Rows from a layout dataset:
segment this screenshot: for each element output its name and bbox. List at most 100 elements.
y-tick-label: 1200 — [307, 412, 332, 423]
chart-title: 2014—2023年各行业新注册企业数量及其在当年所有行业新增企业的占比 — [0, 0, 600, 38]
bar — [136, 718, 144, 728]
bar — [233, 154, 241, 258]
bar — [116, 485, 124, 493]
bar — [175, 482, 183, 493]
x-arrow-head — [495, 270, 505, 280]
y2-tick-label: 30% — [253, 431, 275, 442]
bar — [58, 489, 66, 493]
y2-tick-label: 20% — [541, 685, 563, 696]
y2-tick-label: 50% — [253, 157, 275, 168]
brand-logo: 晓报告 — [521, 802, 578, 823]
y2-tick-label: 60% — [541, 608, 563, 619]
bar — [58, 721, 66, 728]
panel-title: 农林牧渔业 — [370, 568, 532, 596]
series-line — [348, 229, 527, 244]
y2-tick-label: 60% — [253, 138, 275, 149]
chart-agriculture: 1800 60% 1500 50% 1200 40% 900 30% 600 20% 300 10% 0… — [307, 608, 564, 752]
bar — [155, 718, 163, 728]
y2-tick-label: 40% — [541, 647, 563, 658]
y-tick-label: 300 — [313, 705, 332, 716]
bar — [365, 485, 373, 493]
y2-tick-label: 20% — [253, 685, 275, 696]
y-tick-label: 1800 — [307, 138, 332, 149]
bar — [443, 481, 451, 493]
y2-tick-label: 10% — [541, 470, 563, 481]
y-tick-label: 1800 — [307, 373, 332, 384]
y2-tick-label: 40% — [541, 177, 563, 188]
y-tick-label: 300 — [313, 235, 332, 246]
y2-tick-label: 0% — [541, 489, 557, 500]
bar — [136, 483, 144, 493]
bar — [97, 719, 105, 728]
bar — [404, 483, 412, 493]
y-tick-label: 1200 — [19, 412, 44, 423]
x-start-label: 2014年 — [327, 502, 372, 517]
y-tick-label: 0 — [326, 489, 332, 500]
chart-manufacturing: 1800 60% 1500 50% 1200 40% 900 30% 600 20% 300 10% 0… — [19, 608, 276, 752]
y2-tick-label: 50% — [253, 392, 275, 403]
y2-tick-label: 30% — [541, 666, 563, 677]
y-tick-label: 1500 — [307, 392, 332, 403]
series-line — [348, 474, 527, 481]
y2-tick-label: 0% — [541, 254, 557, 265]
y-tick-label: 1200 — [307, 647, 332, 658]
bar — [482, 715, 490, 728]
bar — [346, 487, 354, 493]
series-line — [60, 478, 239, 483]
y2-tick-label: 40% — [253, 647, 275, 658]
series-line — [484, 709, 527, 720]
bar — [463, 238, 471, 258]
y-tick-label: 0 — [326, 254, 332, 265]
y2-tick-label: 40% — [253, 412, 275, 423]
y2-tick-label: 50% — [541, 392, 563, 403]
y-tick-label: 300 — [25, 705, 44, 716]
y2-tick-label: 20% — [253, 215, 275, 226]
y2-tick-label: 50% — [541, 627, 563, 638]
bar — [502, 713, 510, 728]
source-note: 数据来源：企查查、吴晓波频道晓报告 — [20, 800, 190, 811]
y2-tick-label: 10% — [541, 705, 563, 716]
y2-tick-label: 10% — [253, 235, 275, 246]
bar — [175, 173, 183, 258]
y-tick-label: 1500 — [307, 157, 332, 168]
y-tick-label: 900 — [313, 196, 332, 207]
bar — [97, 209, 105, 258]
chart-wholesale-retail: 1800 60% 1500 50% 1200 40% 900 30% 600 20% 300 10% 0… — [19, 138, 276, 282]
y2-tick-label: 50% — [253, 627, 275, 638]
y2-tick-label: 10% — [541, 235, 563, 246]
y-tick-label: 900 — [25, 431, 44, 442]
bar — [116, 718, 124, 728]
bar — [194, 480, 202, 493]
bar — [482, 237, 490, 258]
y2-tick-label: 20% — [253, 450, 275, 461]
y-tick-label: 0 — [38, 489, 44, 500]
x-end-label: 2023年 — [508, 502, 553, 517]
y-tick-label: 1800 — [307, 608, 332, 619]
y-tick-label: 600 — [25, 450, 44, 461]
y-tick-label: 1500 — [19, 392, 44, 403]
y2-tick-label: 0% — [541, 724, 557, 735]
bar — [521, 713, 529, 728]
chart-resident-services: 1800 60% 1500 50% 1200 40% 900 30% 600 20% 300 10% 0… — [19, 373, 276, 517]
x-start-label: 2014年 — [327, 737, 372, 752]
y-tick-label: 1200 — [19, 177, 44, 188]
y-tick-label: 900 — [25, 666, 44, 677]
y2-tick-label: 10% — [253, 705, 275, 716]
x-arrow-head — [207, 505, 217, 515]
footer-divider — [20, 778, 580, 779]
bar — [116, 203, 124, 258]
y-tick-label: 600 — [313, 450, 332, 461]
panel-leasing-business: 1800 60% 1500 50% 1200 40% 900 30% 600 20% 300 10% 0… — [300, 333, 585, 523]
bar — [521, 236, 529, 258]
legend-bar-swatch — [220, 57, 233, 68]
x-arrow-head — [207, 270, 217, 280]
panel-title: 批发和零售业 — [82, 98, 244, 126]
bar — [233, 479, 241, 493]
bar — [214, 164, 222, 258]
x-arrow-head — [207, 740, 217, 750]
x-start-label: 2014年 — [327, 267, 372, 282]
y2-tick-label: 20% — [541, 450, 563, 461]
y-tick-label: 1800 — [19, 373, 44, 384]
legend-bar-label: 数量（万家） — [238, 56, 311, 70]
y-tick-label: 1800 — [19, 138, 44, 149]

• **EXERCISE INSTRUCTIONS**
Rewrite the records from the first line through the line with "y2-tick-label: 50% — [253, 157, 275, 168]", changing "chart-title" to "chart-heading" and leaving everything else the same.

• **EXERCISE OUTPUT**
segment this screenshot: for each element output its name and bbox. List at most 100 elements.
y-tick-label: 1200 — [307, 412, 332, 423]
chart-heading: 2014—2023年各行业新注册企业数量及其在当年所有行业新增企业的占比 — [0, 0, 600, 38]
bar — [136, 718, 144, 728]
bar — [233, 154, 241, 258]
bar — [116, 485, 124, 493]
bar — [175, 482, 183, 493]
x-arrow-head — [495, 270, 505, 280]
y2-tick-label: 30% — [253, 431, 275, 442]
bar — [58, 489, 66, 493]
y2-tick-label: 20% — [541, 685, 563, 696]
y2-tick-label: 50% — [253, 157, 275, 168]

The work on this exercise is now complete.